▶ _What is required_:
Can you print the data exactly and leave out each image?

[Dataset entries]
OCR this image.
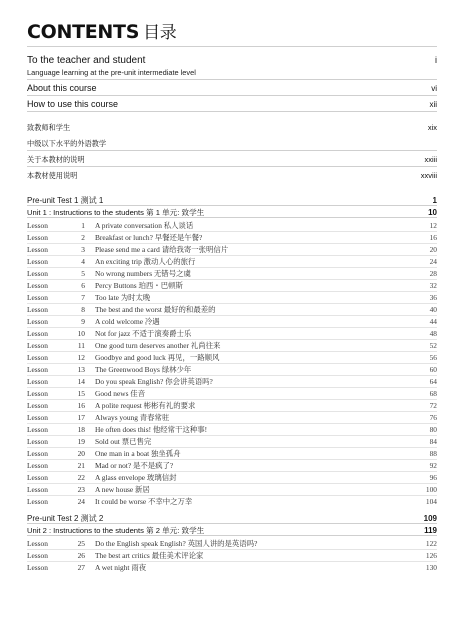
CONTENTS 目录
To the teacher and student	i
Language learning at the pre-unit intermediate level
About this course	vi
How to use this course	xii
致教师和学生	xix
中级以下水平的外语教学
关于本教材的说明	xxiii
本教材使用说明	xxviii
Pre-unit Test 1 测试 1	1
Unit 1 : Instructions to the students 第 1 单元: 致学生	10
Lesson	1 A private conversation 私人谈话	12
Lesson	2 Breakfast or lunch? 早餐还是午餐?	16
Lesson	3 Please send me a card 请给我寄一张明信片	20
Lesson	4 An exciting trip 激动人心的旅行	24
Lesson	5 No wrong numbers 无错号之虞	28
Lesson	6 Percy Buttons 珀西・巴顿斯	32
Lesson	7 Too late 为时太晚	36
Lesson	8 The best and the worst 最好的和最差的	40
Lesson	9 A cold welcome 冷遇	44
Lesson	10 Not for jazz 不适于演奏爵士乐	48
Lesson	11 One good turn deserves another 礼尚往来	52
Lesson	12 Goodbye and good luck 再见，一路顺风	56
Lesson	13 The Greenwood Boys 绿林少年	60
Lesson	14 Do you speak English? 你会讲英语吗?	64
Lesson	15 Good news 佳音	68
Lesson	16 A polite request 彬彬有礼的要求	72
Lesson	17 Always young 青春常驻	76
Lesson	18 He often does this! 他经常干这种事!	80
Lesson	19 Sold out 票已售完	84
Lesson	20 One man in a boat 独坐孤舟	88
Lesson	21 Mad or not? 是不是疯了?	92
Lesson	22 A glass envelope 玻璃信封	96
Lesson	23 A new house 新居	100
Lesson	24 It could be worse 不幸中之万幸	104
Pre-unit Test 2 测试 2	109
Unit 2 : Instructions to the students 第 2 单元: 致学生	119
Lesson	25 Do the English speak English? 英国人讲的是英语吗?	122
Lesson	26 The best art critics 最佳美术评论家	126
Lesson	27 A wet night 雨夜	130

▶ _Reply_:
OCR this image.
CONTENTS 目录
To the teacher and student	i
Language learning at the pre-unit intermediate level
About this course	vi
How to use this course	xii
致教师和学生	xix
中级以下水平的外语教学
关于本教材的说明	xxiii
本教材使用说明	xxviii
Pre-unit Test 1 测试 1	1
Unit 1 : Instructions to the students 第 1 单元: 致学生	10
Lesson	1 A private conversation 私人谈话	12
Lesson	2 Breakfast or lunch? 早餐还是午餐?	16
Lesson	3 Please send me a card 请给我寄一张明信片	20
Lesson	4 An exciting trip 激动人心的旅行	24
Lesson	5 No wrong numbers 无错号之虞	28
Lesson	6 Percy Buttons 珀西・巴顿斯	32
Lesson	7 Too late 为时太晚	36
Lesson	8 The best and the worst 最好的和最差的	40
Lesson	9 A cold welcome 冷遇	44
Lesson	10 Not for jazz 不适于演奏爵士乐	48
Lesson	11 One good turn deserves another 礼尚往来	52
Lesson	12 Goodbye and good luck 再见，一路顺风	56
Lesson	13 The Greenwood Boys 绿林少年	60
Lesson	14 Do you speak English? 你会讲英语吗?	64
Lesson	15 Good news 佳音	68
Lesson	16 A polite request 彬彬有礼的要求	72
Lesson	17 Always young 青春常驻	76
Lesson	18 He often does this! 他经常干这种事!	80
Lesson	19 Sold out 票已售完	84
Lesson	20 One man in a boat 独坐孤舟	88
Lesson	21 Mad or not? 是不是疯了?	92
Lesson	22 A glass envelope 玻璃信封	96
Lesson	23 A new house 新居	100
Lesson	24 It could be worse 不幸中之万幸	104
Pre-unit Test 2 测试 2	109
Unit 2 : Instructions to the students 第 2 单元: 致学生	119
Lesson	25 Do the English speak English? 英国人讲的是英语吗?	122
Lesson	26 The best art critics 最佳美术评论家	126
Lesson	27 A wet night 雨夜	130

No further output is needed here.